◆ **Short problem**
Set down each record exactly as written.

◆ **Listing**

_____

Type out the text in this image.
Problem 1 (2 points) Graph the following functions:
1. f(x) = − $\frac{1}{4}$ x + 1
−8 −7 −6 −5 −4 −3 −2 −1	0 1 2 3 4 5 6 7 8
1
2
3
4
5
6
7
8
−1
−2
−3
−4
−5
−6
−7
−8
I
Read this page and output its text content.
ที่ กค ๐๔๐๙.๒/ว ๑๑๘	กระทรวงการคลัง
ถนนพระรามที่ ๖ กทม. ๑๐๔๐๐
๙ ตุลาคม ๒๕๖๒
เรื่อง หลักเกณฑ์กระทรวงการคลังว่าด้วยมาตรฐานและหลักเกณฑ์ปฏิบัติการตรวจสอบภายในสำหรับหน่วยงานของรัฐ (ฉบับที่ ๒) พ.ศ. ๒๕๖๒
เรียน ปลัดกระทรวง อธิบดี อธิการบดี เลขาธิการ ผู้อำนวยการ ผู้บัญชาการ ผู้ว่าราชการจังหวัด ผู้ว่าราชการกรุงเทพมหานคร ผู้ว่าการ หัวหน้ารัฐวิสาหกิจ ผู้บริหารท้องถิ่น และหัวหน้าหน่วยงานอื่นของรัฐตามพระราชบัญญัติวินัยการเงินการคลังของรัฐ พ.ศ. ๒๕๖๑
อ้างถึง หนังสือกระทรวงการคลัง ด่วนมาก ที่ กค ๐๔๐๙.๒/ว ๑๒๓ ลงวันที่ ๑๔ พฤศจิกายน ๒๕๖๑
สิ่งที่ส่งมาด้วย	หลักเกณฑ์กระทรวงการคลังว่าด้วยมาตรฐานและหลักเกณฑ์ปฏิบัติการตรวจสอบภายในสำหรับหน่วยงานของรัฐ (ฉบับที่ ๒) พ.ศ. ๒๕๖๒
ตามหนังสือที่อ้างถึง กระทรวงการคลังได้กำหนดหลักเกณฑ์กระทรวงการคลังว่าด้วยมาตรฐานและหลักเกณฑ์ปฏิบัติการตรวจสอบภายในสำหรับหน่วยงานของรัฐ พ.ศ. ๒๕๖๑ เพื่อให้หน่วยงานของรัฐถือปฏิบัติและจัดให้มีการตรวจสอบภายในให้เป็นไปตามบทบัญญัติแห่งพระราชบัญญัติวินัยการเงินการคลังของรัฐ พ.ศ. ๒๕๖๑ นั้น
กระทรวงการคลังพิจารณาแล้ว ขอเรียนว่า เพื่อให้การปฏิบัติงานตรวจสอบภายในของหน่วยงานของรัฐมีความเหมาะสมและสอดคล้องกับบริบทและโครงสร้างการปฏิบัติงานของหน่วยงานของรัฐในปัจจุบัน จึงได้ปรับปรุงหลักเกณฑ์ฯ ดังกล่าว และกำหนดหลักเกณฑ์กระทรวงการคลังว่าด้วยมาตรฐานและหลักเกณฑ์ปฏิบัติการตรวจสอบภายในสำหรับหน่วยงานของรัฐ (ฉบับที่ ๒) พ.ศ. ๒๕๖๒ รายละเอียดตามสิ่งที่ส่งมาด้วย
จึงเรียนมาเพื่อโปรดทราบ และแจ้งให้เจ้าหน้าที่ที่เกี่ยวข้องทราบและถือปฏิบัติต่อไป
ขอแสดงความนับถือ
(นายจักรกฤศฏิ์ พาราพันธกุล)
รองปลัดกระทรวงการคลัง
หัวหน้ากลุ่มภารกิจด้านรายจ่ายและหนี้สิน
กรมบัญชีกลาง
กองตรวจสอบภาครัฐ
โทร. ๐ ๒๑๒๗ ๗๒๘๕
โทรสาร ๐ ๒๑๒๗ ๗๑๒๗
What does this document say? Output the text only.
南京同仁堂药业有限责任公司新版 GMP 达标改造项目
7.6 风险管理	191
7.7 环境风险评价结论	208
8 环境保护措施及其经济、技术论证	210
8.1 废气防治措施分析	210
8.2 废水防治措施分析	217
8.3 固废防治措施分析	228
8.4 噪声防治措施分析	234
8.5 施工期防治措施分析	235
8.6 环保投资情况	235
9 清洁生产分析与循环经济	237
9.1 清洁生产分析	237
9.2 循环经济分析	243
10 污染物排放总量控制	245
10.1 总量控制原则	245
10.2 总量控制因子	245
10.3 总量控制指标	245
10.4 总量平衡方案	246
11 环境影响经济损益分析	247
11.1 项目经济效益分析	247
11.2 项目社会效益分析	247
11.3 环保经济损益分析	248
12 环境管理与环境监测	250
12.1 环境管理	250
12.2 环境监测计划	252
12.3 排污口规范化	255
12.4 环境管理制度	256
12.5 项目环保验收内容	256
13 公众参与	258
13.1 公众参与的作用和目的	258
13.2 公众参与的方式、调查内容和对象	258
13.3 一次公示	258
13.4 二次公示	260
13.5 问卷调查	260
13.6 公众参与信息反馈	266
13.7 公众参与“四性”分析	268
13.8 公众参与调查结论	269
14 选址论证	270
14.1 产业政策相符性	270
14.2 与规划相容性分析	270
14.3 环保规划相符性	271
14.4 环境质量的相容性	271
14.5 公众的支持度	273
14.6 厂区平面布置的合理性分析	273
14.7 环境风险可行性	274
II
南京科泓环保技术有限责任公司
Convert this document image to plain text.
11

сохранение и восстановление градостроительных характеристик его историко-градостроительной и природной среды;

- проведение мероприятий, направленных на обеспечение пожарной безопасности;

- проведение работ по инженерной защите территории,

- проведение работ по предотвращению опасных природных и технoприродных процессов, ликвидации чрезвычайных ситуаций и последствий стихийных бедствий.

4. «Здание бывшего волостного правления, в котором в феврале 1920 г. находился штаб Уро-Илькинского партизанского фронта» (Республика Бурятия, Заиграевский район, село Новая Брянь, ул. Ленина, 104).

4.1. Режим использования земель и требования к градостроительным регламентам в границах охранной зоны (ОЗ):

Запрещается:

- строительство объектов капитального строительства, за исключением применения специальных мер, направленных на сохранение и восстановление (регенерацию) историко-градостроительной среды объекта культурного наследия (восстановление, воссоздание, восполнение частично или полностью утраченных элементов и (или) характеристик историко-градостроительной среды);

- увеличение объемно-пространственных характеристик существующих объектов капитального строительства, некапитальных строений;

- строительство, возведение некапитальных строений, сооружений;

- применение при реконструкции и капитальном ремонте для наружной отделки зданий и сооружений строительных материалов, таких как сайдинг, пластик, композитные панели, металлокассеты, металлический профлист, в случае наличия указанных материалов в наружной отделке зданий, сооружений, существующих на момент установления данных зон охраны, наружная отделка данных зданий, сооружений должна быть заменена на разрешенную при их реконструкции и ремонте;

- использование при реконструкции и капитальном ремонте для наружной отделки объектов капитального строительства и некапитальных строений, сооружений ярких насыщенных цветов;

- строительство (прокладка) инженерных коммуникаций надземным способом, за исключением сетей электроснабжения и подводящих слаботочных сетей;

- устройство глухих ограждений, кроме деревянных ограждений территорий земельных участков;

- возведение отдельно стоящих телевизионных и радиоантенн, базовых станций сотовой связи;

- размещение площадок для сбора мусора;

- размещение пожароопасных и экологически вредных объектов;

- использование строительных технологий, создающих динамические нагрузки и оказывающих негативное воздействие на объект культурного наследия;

_____

◆ **Problem solution**
Type out the text in this image.
Problem 1 (2 points) Graph the following functions:
1. f(x) = − $\frac{1}{4}$ x + 1
−8 −7 −6 −5 −4 −3 −2 −1	0 1 2 3 4 5 6 7 8
1
2
3
4
5
6
7
8
−1
−2
−3
−4
−5
−6
−7
−8
I
Read this page and output its text content.
ที่ กค ๐๔๐๙.๒/ว ๑๑๘	กระทรวงการคลัง
ถนนพระรามที่ ๖ กทม. ๑๐๔๐๐
๙ ตุลาคม ๒๕๖๒
เรื่อง หลักเกณฑ์กระทรวงการคลังว่าด้วยมาตรฐานและหลักเกณฑ์ปฏิบัติการตรวจสอบภายในสำหรับหน่วยงานของรัฐ (ฉบับที่ ๒) พ.ศ. ๒๕๖๒
เรียน ปลัดกระทรวง อธิบดี อธิการบดี เลขาธิการ ผู้อำนวยการ ผู้บัญชาการ ผู้ว่าราชการจังหวัด ผู้ว่าราชการกรุงเทพมหานคร ผู้ว่าการ หัวหน้ารัฐวิสาหกิจ ผู้บริหารท้องถิ่น และหัวหน้าหน่วยงานอื่นของรัฐตามพระราชบัญญัติวินัยการเงินการคลังของรัฐ พ.ศ. ๒๕๖๑
อ้างถึง หนังสือกระทรวงการคลัง ด่วนมาก ที่ กค ๐๔๐๙.๒/ว ๑๒๓ ลงวันที่ ๑๔ พฤศจิกายน ๒๕๖๑
สิ่งที่ส่งมาด้วย	หลักเกณฑ์กระทรวงการคลังว่าด้วยมาตรฐานและหลักเกณฑ์ปฏิบัติการตรวจสอบภายในสำหรับหน่วยงานของรัฐ (ฉบับที่ ๒) พ.ศ. ๒๕๖๒
ตามหนังสือที่อ้างถึง กระทรวงการคลังได้กำหนดหลักเกณฑ์กระทรวงการคลังว่าด้วยมาตรฐานและหลักเกณฑ์ปฏิบัติการตรวจสอบภายในสำหรับหน่วยงานของรัฐ พ.ศ. ๒๕๖๑ เพื่อให้หน่วยงานของรัฐถือปฏิบัติและจัดให้มีการตรวจสอบภายในให้เป็นไปตามบทบัญญัติแห่งพระราชบัญญัติวินัยการเงินการคลังของรัฐ พ.ศ. ๒๕๖๑ นั้น
กระทรวงการคลังพิจารณาแล้ว ขอเรียนว่า เพื่อให้การปฏิบัติงานตรวจสอบภายในของหน่วยงานของรัฐมีความเหมาะสมและสอดคล้องกับบริบทและโครงสร้างการปฏิบัติงานของหน่วยงานของรัฐในปัจจุบัน จึงได้ปรับปรุงหลักเกณฑ์ฯ ดังกล่าว และกำหนดหลักเกณฑ์กระทรวงการคลังว่าด้วยมาตรฐานและหลักเกณฑ์ปฏิบัติการตรวจสอบภายในสำหรับหน่วยงานของรัฐ (ฉบับที่ ๒) พ.ศ. ๒๕๖๒ รายละเอียดตามสิ่งที่ส่งมาด้วย
จึงเรียนมาเพื่อโปรดทราบ และแจ้งให้เจ้าหน้าที่ที่เกี่ยวข้องทราบและถือปฏิบัติต่อไป
ขอแสดงความนับถือ
(นายจักรกฤศฏิ์ พาราพันธกุล)
รองปลัดกระทรวงการคลัง
หัวหน้ากลุ่มภารกิจด้านรายจ่ายและหนี้สิน
กรมบัญชีกลาง
กองตรวจสอบภาครัฐ
โทร. ๐ ๒๑๒๗ ๗๒๘๕
โทรสาร ๐ ๒๑๒๗ ๗๑๒๗
What does this document say? Output the text only.
南京同仁堂药业有限责任公司新版 GMP 达标改造项目
7.6 风险管理	191
7.7 环境风险评价结论	208
8 环境保护措施及其经济、技术论证	210
8.1 废气防治措施分析	210
8.2 废水防治措施分析	217
8.3 固废防治措施分析	228
8.4 噪声防治措施分析	234
8.5 施工期防治措施分析	235
8.6 环保投资情况	235
9 清洁生产分析与循环经济	237
9.1 清洁生产分析	237
9.2 循环经济分析	243
10 污染物排放总量控制	245
10.1 总量控制原则	245
10.2 总量控制因子	245
10.3 总量控制指标	245
10.4 总量平衡方案	246
11 环境影响经济损益分析	247
11.1 项目经济效益分析	247
11.2 项目社会效益分析	247
11.3 环保经济损益分析	248
12 环境管理与环境监测	250
12.1 环境管理	250
12.2 环境监测计划	252
12.3 排污口规范化	255
12.4 环境管理制度	256
12.5 项目环保验收内容	256
13 公众参与	258
13.1 公众参与的作用和目的	258
13.2 公众参与的方式、调查内容和对象	258
13.3 一次公示	258
13.4 二次公示	260
13.5 问卷调查	260
13.6 公众参与信息反馈	266
13.7 公众参与“四性”分析	268
13.8 公众参与调查结论	269
14 选址论证	270
14.1 产业政策相符性	270
14.2 与规划相容性分析	270
14.3 环保规划相符性	271
14.4 环境质量的相容性	271
14.5 公众的支持度	273
14.6 厂区平面布置的合理性分析	273
14.7 环境风险可行性	274
II
南京科泓环保技术有限责任公司
Convert this document image to plain text.
11

сохранение и восстановление градостроительных характеристик его историко-градостроительной и природной среды;

- проведение мероприятий, направленных на обеспечение пожарной безопасности;

- проведение работ по инженерной защите территории,

- проведение работ по предотвращению опасных природных и технoприродных процессов, ликвидации чрезвычайных ситуаций и последствий стихийных бедствий.

4. «Здание бывшего волостного правления, в котором в феврале 1920 г. находился штаб Уро-Илькинского партизанского фронта» (Республика Бурятия, Заиграевский район, село Новая Брянь, ул. Ленина, 104).

4.1. Режим использования земель и требования к градостроительным регламентам в границах охранной зоны (ОЗ):

Запрещается:

- строительство объектов капитального строительства, за исключением применения специальных мер, направленных на сохранение и восстановление (регенерацию) историко-градостроительной среды объекта культурного наследия (восстановление, воссоздание, восполнение частично или полностью утраченных элементов и (или) характеристик историко-градостроительной среды);

- увеличение объемно-пространственных характеристик существующих объектов капитального строительства, некапитальных строений;

- строительство, возведение некапитальных строений, сооружений;

- применение при реконструкции и капитальном ремонте для наружной отделки зданий и сооружений строительных материалов, таких как сайдинг, пластик, композитные панели, металлокассеты, металлический профлист, в случае наличия указанных материалов в наружной отделке зданий, сооружений, существующих на момент установления данных зон охраны, наружная отделка данных зданий, сооружений должна быть заменена на разрешенную при их реконструкции и ремонте;

- использование при реконструкции и капитальном ремонте для наружной отделки объектов капитального строительства и некапитальных строений, сооружений ярких насыщенных цветов;

- строительство (прокладка) инженерных коммуникаций надземным способом, за исключением сетей электроснабжения и подводящих слаботочных сетей;

- устройство глухих ограждений, кроме деревянных ограждений территорий земельных участков;

- возведение отдельно стоящих телевизионных и радиоантенн, базовых станций сотовой связи;

- размещение площадок для сбора мусора;

- размещение пожароопасных и экологически вредных объектов;

- использование строительных технологий, создающих динамические нагрузки и оказывающих негативное воздействие на объект культурного наследия;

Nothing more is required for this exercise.